**Given records**
>> Begin

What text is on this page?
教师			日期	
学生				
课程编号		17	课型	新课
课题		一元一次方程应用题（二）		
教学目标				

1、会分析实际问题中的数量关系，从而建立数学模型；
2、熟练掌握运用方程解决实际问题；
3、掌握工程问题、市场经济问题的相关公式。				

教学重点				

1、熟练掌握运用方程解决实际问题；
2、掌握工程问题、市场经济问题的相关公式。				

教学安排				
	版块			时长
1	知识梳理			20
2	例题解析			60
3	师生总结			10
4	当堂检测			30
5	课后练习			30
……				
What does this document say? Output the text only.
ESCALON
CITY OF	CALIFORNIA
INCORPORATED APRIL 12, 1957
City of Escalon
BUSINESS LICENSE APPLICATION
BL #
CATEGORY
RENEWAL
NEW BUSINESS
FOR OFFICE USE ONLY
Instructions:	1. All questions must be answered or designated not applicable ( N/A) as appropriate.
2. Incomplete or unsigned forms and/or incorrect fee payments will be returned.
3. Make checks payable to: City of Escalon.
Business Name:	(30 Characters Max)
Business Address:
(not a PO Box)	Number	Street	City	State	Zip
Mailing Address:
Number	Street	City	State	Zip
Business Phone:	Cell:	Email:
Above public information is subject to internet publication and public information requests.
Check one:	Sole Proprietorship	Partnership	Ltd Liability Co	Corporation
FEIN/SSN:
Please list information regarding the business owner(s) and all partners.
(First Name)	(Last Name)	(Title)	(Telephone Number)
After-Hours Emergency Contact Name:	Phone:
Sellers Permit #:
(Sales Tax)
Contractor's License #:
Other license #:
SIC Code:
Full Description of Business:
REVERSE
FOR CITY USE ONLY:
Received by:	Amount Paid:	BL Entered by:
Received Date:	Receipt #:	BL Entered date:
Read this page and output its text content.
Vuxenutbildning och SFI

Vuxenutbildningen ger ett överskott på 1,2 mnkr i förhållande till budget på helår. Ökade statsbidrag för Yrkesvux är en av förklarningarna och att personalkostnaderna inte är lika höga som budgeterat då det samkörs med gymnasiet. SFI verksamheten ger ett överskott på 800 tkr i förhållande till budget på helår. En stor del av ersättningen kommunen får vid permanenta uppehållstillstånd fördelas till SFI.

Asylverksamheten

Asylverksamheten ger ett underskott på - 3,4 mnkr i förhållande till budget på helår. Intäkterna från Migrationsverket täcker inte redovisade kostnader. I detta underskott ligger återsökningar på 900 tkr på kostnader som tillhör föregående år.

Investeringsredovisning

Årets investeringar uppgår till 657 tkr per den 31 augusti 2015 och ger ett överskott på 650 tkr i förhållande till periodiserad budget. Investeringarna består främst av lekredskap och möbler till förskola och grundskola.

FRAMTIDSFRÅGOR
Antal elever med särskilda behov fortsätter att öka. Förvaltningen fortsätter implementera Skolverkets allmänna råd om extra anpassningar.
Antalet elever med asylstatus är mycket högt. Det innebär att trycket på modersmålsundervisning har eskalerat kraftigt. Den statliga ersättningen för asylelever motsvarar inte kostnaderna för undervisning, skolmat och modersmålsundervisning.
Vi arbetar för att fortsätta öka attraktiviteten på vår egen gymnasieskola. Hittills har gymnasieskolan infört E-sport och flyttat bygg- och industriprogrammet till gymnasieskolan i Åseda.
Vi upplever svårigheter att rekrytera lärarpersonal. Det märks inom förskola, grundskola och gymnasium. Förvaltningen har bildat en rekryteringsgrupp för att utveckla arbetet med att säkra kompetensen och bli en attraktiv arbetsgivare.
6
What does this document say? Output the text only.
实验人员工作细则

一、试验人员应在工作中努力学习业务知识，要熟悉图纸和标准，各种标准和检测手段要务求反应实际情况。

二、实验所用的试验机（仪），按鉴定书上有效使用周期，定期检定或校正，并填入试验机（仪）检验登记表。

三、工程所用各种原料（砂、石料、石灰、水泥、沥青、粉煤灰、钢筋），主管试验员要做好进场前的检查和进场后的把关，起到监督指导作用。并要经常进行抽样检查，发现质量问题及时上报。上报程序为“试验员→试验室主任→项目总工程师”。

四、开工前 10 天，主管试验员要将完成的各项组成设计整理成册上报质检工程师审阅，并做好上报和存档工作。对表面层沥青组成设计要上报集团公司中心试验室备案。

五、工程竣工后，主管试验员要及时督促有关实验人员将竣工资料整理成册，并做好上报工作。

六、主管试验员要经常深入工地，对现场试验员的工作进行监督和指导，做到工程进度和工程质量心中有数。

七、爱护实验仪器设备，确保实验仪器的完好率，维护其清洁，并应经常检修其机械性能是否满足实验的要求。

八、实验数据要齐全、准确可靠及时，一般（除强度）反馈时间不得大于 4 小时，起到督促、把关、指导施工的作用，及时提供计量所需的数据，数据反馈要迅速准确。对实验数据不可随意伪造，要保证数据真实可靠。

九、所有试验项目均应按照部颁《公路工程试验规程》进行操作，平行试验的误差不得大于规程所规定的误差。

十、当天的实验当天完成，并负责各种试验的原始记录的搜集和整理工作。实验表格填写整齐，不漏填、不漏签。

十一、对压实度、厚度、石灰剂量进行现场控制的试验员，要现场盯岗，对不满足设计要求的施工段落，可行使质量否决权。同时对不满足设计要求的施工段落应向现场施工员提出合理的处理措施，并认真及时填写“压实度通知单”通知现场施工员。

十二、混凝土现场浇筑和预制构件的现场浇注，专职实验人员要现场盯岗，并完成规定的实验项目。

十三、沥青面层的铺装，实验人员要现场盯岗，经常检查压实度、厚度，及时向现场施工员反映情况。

>> End

**Do this**
Each entry above needs to be retyped exactly.

**Written answer**
What text is on this page?
教师			日期	
学生				
课程编号		17	课型	新课
课题		一元一次方程应用题（二）		
教学目标				

1、会分析实际问题中的数量关系，从而建立数学模型；
2、熟练掌握运用方程解决实际问题；
3、掌握工程问题、市场经济问题的相关公式。				

教学重点				

1、熟练掌握运用方程解决实际问题；
2、掌握工程问题、市场经济问题的相关公式。				

教学安排				
	版块			时长
1	知识梳理			20
2	例题解析			60
3	师生总结			10
4	当堂检测			30
5	课后练习			30
……				
What does this document say? Output the text only.
ESCALON
CITY OF	CALIFORNIA
INCORPORATED APRIL 12, 1957
City of Escalon
BUSINESS LICENSE APPLICATION
BL #
CATEGORY
RENEWAL
NEW BUSINESS
FOR OFFICE USE ONLY
Instructions:	1. All questions must be answered or designated not applicable ( N/A) as appropriate.
2. Incomplete or unsigned forms and/or incorrect fee payments will be returned.
3. Make checks payable to: City of Escalon.
Business Name:	(30 Characters Max)
Business Address:
(not a PO Box)	Number	Street	City	State	Zip
Mailing Address:
Number	Street	City	State	Zip
Business Phone:	Cell:	Email:
Above public information is subject to internet publication and public information requests.
Check one:	Sole Proprietorship	Partnership	Ltd Liability Co	Corporation
FEIN/SSN:
Please list information regarding the business owner(s) and all partners.
(First Name)	(Last Name)	(Title)	(Telephone Number)
After-Hours Emergency Contact Name:	Phone:
Sellers Permit #:
(Sales Tax)
Contractor's License #:
Other license #:
SIC Code:
Full Description of Business:
REVERSE
FOR CITY USE ONLY:
Received by:	Amount Paid:	BL Entered by:
Received Date:	Receipt #:	BL Entered date:
Read this page and output its text content.
Vuxenutbildning och SFI

Vuxenutbildningen ger ett överskott på 1,2 mnkr i förhållande till budget på helår. Ökade statsbidrag för Yrkesvux är en av förklarningarna och att personalkostnaderna inte är lika höga som budgeterat då det samkörs med gymnasiet. SFI verksamheten ger ett överskott på 800 tkr i förhållande till budget på helår. En stor del av ersättningen kommunen får vid permanenta uppehållstillstånd fördelas till SFI.

Asylverksamheten

Asylverksamheten ger ett underskott på - 3,4 mnkr i förhållande till budget på helår. Intäkterna från Migrationsverket täcker inte redovisade kostnader. I detta underskott ligger återsökningar på 900 tkr på kostnader som tillhör föregående år.

Investeringsredovisning

Årets investeringar uppgår till 657 tkr per den 31 augusti 2015 och ger ett överskott på 650 tkr i förhållande till periodiserad budget. Investeringarna består främst av lekredskap och möbler till förskola och grundskola.

FRAMTIDSFRÅGOR
Antal elever med särskilda behov fortsätter att öka. Förvaltningen fortsätter implementera Skolverkets allmänna råd om extra anpassningar.
Antalet elever med asylstatus är mycket högt. Det innebär att trycket på modersmålsundervisning har eskalerat kraftigt. Den statliga ersättningen för asylelever motsvarar inte kostnaderna för undervisning, skolmat och modersmålsundervisning.
Vi arbetar för att fortsätta öka attraktiviteten på vår egen gymnasieskola. Hittills har gymnasieskolan infört E-sport och flyttat bygg- och industriprogrammet till gymnasieskolan i Åseda.
Vi upplever svårigheter att rekrytera lärarpersonal. Det märks inom förskola, grundskola och gymnasium. Förvaltningen har bildat en rekryteringsgrupp för att utveckla arbetet med att säkra kompetensen och bli en attraktiv arbetsgivare.
6
What does this document say? Output the text only.
实验人员工作细则

一、试验人员应在工作中努力学习业务知识，要熟悉图纸和标准，各种标准和检测手段要务求反应实际情况。

二、实验所用的试验机（仪），按鉴定书上有效使用周期，定期检定或校正，并填入试验机（仪）检验登记表。

三、工程所用各种原料（砂、石料、石灰、水泥、沥青、粉煤灰、钢筋），主管试验员要做好进场前的检查和进场后的把关，起到监督指导作用。并要经常进行抽样检查，发现质量问题及时上报。上报程序为“试验员→试验室主任→项目总工程师”。

四、开工前 10 天，主管试验员要将完成的各项组成设计整理成册上报质检工程师审阅，并做好上报和存档工作。对表面层沥青组成设计要上报集团公司中心试验室备案。

五、工程竣工后，主管试验员要及时督促有关实验人员将竣工资料整理成册，并做好上报工作。

六、主管试验员要经常深入工地，对现场试验员的工作进行监督和指导，做到工程进度和工程质量心中有数。

七、爱护实验仪器设备，确保实验仪器的完好率，维护其清洁，并应经常检修其机械性能是否满足实验的要求。

八、实验数据要齐全、准确可靠及时，一般（除强度）反馈时间不得大于 4 小时，起到督促、把关、指导施工的作用，及时提供计量所需的数据，数据反馈要迅速准确。对实验数据不可随意伪造，要保证数据真实可靠。

九、所有试验项目均应按照部颁《公路工程试验规程》进行操作，平行试验的误差不得大于规程所规定的误差。

十、当天的实验当天完成，并负责各种试验的原始记录的搜集和整理工作。实验表格填写整齐，不漏填、不漏签。

十一、对压实度、厚度、石灰剂量进行现场控制的试验员，要现场盯岗，对不满足设计要求的施工段落，可行使质量否决权。同时对不满足设计要求的施工段落应向现场施工员提出合理的处理措施，并认真及时填写“压实度通知单”通知现场施工员。

十二、混凝土现场浇筑和预制构件的现场浇注，专职实验人员要现场盯岗，并完成规定的实验项目。

十三、沥青面层的铺装，实验人员要现场盯岗，经常检查压实度、厚度，及时向现场施工员反映情况。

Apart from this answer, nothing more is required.